**TASK GOAL**
Output every entry exactly as written, skipping any pictures.

**PROVIDED RECORDS**

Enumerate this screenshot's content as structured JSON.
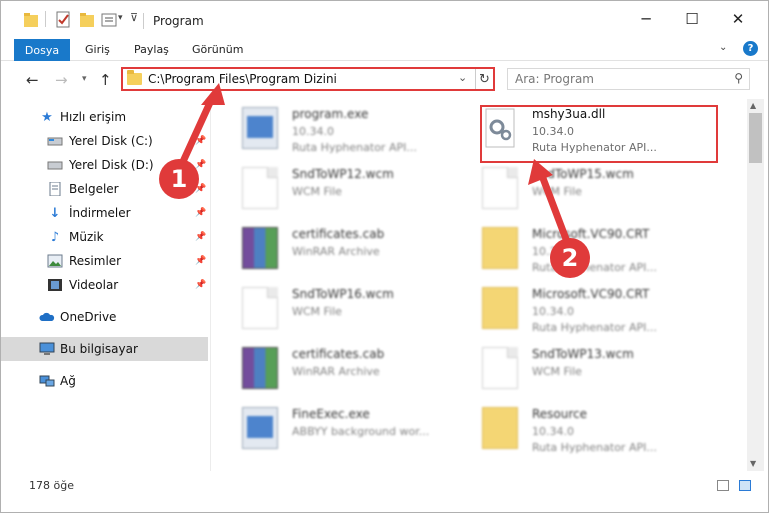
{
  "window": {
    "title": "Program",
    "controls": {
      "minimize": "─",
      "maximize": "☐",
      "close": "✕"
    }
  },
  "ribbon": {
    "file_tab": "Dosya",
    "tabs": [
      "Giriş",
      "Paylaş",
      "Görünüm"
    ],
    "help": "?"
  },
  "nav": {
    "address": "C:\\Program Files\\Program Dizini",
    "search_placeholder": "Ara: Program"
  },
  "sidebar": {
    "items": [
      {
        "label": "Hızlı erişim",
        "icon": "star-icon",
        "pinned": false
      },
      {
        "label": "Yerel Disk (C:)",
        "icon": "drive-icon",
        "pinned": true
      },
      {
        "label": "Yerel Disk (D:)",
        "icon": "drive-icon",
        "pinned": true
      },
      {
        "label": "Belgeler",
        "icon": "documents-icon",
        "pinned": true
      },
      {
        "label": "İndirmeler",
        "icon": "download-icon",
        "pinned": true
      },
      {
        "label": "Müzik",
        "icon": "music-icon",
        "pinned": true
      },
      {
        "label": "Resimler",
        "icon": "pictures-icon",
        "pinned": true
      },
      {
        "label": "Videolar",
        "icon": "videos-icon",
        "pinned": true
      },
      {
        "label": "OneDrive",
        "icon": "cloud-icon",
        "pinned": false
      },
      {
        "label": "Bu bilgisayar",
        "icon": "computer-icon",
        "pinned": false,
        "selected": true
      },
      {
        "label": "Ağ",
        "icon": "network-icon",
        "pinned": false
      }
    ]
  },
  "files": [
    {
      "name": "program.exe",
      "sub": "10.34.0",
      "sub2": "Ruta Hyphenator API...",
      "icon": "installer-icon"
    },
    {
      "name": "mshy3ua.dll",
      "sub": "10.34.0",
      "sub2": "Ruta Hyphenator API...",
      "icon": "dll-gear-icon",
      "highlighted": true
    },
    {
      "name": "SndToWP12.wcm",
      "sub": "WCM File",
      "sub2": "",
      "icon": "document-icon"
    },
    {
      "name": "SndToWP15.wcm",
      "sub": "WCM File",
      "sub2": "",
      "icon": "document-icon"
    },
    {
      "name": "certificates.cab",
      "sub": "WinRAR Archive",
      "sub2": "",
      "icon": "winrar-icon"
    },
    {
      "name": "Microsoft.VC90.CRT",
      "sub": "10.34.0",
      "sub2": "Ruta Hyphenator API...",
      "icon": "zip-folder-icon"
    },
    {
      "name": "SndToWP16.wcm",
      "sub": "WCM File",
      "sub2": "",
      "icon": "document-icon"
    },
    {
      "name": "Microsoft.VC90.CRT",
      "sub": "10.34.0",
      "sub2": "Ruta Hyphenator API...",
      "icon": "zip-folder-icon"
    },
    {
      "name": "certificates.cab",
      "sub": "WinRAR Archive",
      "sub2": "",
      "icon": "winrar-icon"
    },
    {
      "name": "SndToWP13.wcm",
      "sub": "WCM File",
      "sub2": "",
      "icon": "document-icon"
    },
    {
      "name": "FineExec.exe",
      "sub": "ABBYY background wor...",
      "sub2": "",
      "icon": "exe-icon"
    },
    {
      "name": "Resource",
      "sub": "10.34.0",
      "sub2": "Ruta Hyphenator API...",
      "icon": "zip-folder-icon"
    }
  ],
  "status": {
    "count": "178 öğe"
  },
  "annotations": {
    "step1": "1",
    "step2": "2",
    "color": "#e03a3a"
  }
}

**FINAL ANSWER**
Enumerate this screenshot's content as structured JSON.
{
  "window": {
    "title": "Program",
    "controls": {
      "minimize": "─",
      "maximize": "☐",
      "close": "✕"
    }
  },
  "ribbon": {
    "file_tab": "Dosya",
    "tabs": [
      "Giriş",
      "Paylaş",
      "Görünüm"
    ],
    "help": "?"
  },
  "nav": {
    "address": "C:\\Program Files\\Program Dizini",
    "search_placeholder": "Ara: Program"
  },
  "sidebar": {
    "items": [
      {
        "label": "Hızlı erişim",
        "icon": "star-icon",
        "pinned": false
      },
      {
        "label": "Yerel Disk (C:)",
        "icon": "drive-icon",
        "pinned": true
      },
      {
        "label": "Yerel Disk (D:)",
        "icon": "drive-icon",
        "pinned": true
      },
      {
        "label": "Belgeler",
        "icon": "documents-icon",
        "pinned": true
      },
      {
        "label": "İndirmeler",
        "icon": "download-icon",
        "pinned": true
      },
      {
        "label": "Müzik",
        "icon": "music-icon",
        "pinned": true
      },
      {
        "label": "Resimler",
        "icon": "pictures-icon",
        "pinned": true
      },
      {
        "label": "Videolar",
        "icon": "videos-icon",
        "pinned": true
      },
      {
        "label": "OneDrive",
        "icon": "cloud-icon",
        "pinned": false
      },
      {
        "label": "Bu bilgisayar",
        "icon": "computer-icon",
        "pinned": false,
        "selected": true
      },
      {
        "label": "Ağ",
        "icon": "network-icon",
        "pinned": false
      }
    ]
  },
  "files": [
    {
      "name": "program.exe",
      "sub": "10.34.0",
      "sub2": "Ruta Hyphenator API...",
      "icon": "installer-icon"
    },
    {
      "name": "mshy3ua.dll",
      "sub": "10.34.0",
      "sub2": "Ruta Hyphenator API...",
      "icon": "dll-gear-icon",
      "highlighted": true
    },
    {
      "name": "SndToWP12.wcm",
      "sub": "WCM File",
      "sub2": "",
      "icon": "document-icon"
    },
    {
      "name": "SndToWP15.wcm",
      "sub": "WCM File",
      "sub2": "",
      "icon": "document-icon"
    },
    {
      "name": "certificates.cab",
      "sub": "WinRAR Archive",
      "sub2": "",
      "icon": "winrar-icon"
    },
    {
      "name": "Microsoft.VC90.CRT",
      "sub": "10.34.0",
      "sub2": "Ruta Hyphenator API...",
      "icon": "zip-folder-icon"
    },
    {
      "name": "SndToWP16.wcm",
      "sub": "WCM File",
      "sub2": "",
      "icon": "document-icon"
    },
    {
      "name": "Microsoft.VC90.CRT",
      "sub": "10.34.0",
      "sub2": "Ruta Hyphenator API...",
      "icon": "zip-folder-icon"
    },
    {
      "name": "certificates.cab",
      "sub": "WinRAR Archive",
      "sub2": "",
      "icon": "winrar-icon"
    },
    {
      "name": "SndToWP13.wcm",
      "sub": "WCM File",
      "sub2": "",
      "icon": "document-icon"
    },
    {
      "name": "FineExec.exe",
      "sub": "ABBYY background wor...",
      "sub2": "",
      "icon": "exe-icon"
    },
    {
      "name": "Resource",
      "sub": "10.34.0",
      "sub2": "Ruta Hyphenator API...",
      "icon": "zip-folder-icon"
    }
  ],
  "status": {
    "count": "178 öğe"
  },
  "annotations": {
    "step1": "1",
    "step2": "2",
    "color": "#e03a3a"
  }
}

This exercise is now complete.